>> BEGIN
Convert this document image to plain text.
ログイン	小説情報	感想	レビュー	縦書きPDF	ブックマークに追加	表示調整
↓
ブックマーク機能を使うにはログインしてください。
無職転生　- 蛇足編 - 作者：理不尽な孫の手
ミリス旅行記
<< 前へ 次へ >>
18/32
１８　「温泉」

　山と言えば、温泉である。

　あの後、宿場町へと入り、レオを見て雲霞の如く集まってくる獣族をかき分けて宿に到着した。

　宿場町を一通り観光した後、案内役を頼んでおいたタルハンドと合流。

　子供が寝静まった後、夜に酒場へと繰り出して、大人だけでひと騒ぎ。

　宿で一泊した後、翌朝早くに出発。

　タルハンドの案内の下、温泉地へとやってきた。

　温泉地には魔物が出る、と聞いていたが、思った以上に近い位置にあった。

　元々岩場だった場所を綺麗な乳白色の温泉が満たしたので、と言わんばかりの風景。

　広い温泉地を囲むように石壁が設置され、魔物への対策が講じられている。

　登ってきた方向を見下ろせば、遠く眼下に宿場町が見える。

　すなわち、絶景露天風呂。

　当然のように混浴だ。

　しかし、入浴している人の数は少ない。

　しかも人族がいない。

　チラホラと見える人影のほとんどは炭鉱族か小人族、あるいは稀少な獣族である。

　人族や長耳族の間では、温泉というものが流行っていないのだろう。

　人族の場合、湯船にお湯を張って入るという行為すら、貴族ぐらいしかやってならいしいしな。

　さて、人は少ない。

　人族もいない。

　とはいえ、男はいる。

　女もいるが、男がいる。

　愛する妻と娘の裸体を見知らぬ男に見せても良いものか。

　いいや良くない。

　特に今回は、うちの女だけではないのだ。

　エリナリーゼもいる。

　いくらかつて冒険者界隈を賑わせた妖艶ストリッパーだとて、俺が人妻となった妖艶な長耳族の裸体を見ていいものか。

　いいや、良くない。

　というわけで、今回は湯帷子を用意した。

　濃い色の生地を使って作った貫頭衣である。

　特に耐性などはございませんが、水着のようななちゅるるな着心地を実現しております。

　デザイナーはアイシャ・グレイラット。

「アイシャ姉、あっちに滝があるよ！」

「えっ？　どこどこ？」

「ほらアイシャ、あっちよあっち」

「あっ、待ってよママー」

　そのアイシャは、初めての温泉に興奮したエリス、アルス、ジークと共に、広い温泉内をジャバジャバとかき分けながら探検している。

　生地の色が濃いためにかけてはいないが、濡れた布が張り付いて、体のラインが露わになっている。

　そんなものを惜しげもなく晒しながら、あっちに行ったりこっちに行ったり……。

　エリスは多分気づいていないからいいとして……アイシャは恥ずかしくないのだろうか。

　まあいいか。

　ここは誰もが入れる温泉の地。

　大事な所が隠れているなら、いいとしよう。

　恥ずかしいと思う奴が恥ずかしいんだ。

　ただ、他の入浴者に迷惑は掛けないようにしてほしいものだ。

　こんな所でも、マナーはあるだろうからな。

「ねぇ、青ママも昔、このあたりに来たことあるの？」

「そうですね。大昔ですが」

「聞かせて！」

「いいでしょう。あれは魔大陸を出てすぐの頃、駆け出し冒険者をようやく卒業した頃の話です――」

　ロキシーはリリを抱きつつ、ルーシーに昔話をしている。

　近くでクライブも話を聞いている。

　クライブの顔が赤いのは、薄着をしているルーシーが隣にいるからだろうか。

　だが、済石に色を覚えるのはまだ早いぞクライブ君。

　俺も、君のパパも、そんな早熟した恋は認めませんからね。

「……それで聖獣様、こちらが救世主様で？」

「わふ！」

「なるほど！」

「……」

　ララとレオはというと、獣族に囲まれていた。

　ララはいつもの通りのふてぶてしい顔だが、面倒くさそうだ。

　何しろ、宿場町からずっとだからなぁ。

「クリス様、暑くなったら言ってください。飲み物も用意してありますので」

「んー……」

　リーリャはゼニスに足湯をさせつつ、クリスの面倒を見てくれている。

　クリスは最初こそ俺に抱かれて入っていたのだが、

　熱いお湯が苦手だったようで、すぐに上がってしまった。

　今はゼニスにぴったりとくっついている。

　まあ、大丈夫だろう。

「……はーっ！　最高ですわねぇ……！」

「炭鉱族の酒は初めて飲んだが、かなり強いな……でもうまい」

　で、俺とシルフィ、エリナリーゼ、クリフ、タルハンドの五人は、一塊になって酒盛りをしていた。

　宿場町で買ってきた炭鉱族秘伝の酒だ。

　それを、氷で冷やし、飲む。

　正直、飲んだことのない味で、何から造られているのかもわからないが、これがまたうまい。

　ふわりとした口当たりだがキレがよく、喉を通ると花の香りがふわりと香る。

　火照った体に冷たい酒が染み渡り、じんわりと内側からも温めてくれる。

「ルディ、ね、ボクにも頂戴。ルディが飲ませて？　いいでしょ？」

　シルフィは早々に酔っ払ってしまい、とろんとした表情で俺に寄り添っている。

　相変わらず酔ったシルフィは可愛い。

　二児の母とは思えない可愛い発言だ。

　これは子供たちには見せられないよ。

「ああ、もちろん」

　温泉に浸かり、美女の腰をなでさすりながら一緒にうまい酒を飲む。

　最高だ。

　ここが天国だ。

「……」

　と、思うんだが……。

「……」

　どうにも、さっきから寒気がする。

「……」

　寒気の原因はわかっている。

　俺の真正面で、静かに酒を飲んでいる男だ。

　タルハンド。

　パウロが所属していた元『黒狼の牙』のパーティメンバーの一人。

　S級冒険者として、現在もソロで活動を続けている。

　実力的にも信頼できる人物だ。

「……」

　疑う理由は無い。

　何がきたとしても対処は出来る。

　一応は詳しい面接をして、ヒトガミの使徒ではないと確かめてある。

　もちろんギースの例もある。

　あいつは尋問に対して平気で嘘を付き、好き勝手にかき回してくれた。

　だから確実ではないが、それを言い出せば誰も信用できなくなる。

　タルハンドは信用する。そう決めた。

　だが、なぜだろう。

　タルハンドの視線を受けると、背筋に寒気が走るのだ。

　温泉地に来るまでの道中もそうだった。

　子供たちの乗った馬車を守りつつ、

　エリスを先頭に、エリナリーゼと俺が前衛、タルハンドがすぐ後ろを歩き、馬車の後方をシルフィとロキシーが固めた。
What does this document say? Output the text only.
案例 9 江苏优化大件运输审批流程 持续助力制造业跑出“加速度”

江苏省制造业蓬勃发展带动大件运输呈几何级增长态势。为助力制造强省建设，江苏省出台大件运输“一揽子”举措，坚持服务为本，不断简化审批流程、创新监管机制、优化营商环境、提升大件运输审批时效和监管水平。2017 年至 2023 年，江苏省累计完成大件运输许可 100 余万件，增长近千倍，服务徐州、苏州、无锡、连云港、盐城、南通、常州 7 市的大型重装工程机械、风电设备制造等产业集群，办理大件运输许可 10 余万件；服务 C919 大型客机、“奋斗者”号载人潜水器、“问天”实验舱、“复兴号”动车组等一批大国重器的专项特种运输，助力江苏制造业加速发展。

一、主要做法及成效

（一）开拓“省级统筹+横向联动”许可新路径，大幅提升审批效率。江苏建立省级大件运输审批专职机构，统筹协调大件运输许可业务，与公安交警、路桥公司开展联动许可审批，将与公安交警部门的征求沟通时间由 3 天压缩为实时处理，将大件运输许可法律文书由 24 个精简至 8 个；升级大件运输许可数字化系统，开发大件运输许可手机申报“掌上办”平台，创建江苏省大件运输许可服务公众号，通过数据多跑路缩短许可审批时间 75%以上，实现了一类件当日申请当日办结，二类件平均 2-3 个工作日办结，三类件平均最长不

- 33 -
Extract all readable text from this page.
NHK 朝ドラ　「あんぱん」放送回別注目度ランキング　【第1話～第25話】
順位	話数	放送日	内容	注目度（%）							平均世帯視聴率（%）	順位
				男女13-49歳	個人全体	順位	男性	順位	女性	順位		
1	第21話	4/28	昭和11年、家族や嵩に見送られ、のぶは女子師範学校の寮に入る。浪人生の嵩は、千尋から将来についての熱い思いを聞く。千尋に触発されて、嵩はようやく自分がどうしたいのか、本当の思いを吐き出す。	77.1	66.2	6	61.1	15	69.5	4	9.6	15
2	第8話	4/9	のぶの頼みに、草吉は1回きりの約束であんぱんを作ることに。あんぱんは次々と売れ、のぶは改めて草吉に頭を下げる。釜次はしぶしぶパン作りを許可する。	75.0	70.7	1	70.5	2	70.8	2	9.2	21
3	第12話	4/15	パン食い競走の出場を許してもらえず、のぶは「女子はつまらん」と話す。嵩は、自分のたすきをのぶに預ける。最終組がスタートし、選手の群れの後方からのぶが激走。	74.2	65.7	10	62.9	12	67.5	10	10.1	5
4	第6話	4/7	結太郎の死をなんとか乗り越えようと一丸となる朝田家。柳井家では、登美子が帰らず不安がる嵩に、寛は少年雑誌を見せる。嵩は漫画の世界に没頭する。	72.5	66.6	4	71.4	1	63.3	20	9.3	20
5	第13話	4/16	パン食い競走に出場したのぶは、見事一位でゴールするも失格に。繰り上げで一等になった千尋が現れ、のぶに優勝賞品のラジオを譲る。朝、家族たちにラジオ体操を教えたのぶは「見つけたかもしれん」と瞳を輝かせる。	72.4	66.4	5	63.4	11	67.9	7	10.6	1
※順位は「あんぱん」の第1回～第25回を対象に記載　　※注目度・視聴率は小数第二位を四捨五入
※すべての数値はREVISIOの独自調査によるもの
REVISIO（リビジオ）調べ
>> END
• Task brief: Only a number is wanted: how many lines contain "text"?

• Output of the task: 3